Assemble all lines in which the string "Anomalies" appears.

>> Begin EXTRACTED DATA

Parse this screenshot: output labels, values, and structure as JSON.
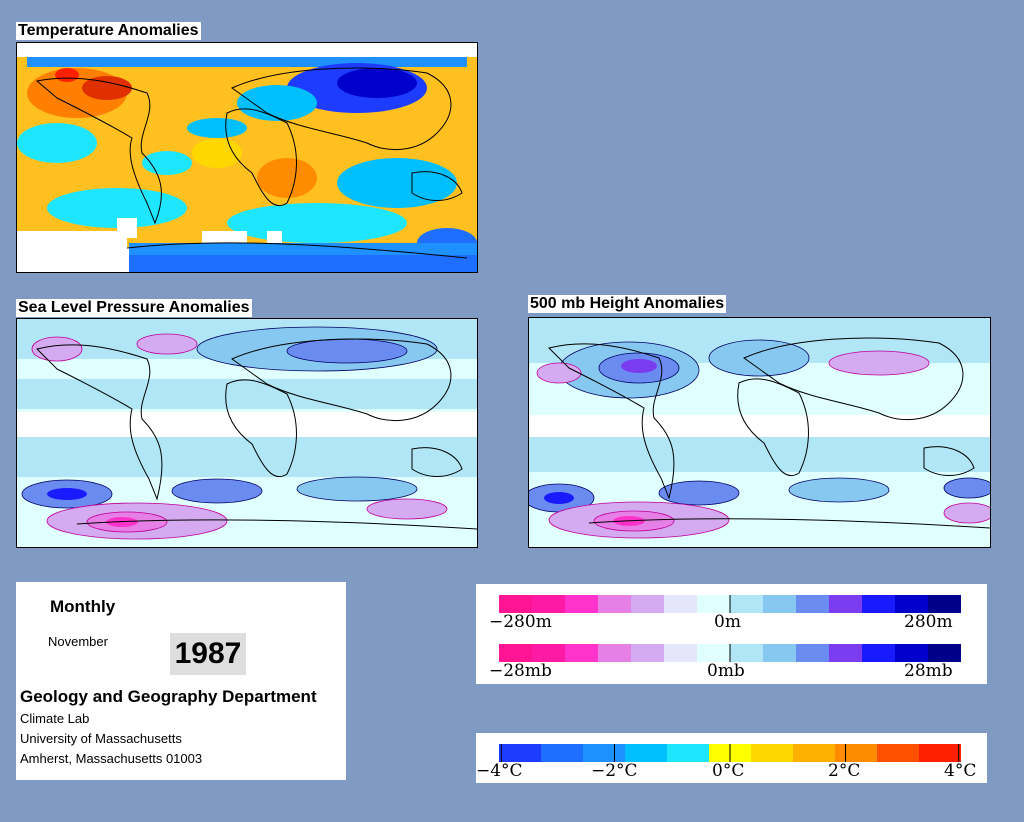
{
  "panels": {
    "temperature": {
      "title": "Temperature Anomalies"
    },
    "slp": {
      "title": "Sea Level Pressure Anomalies"
    },
    "height500": {
      "title": "500 mb Height Anomalies"
    }
  },
  "info": {
    "period": "Monthly",
    "month": "November",
    "year": "1987",
    "department": "Geology and Geography Department",
    "lines": [
      "Climate Lab",
      "University of Massachusetts",
      "Amherst, Massachusetts 01003"
    ]
  },
  "legends": {
    "height": {
      "min": "−280m",
      "mid": "0m",
      "max": "280m"
    },
    "pressure": {
      "min": "−28mb",
      "mid": "0mb",
      "max": "28mb"
    },
    "temperature": [
      "−4°C",
      "−2°C",
      "0°C",
      "2°C",
      "4°C"
    ]
  },
  "colors": {
    "background": "#7f9bc3",
    "pressure_scale": [
      "#ff1493",
      "#ff1aa6",
      "#ff33cc",
      "#e680e6",
      "#d4aaf0",
      "#e6e6fa",
      "#e0ffff",
      "#b0e6f5",
      "#87c8f0",
      "#6a8cf0",
      "#7b3cf0",
      "#1a1aff",
      "#0000cd",
      "#00008b"
    ],
    "temperature_scale": [
      "#1e3cff",
      "#1e6eff",
      "#1e90ff",
      "#00bfff",
      "#1ee6ff",
      "#ffff00",
      "#ffd700",
      "#ffb000",
      "#ff8c00",
      "#ff5000",
      "#ff2000"
    ]
  }
}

>> End EXTRACTED DATA

FULL ANSWER
      "title": "Temperature Anomalies"
      "title": "Sea Level Pressure Anomalies"
      "title": "500 mb Height Anomalies"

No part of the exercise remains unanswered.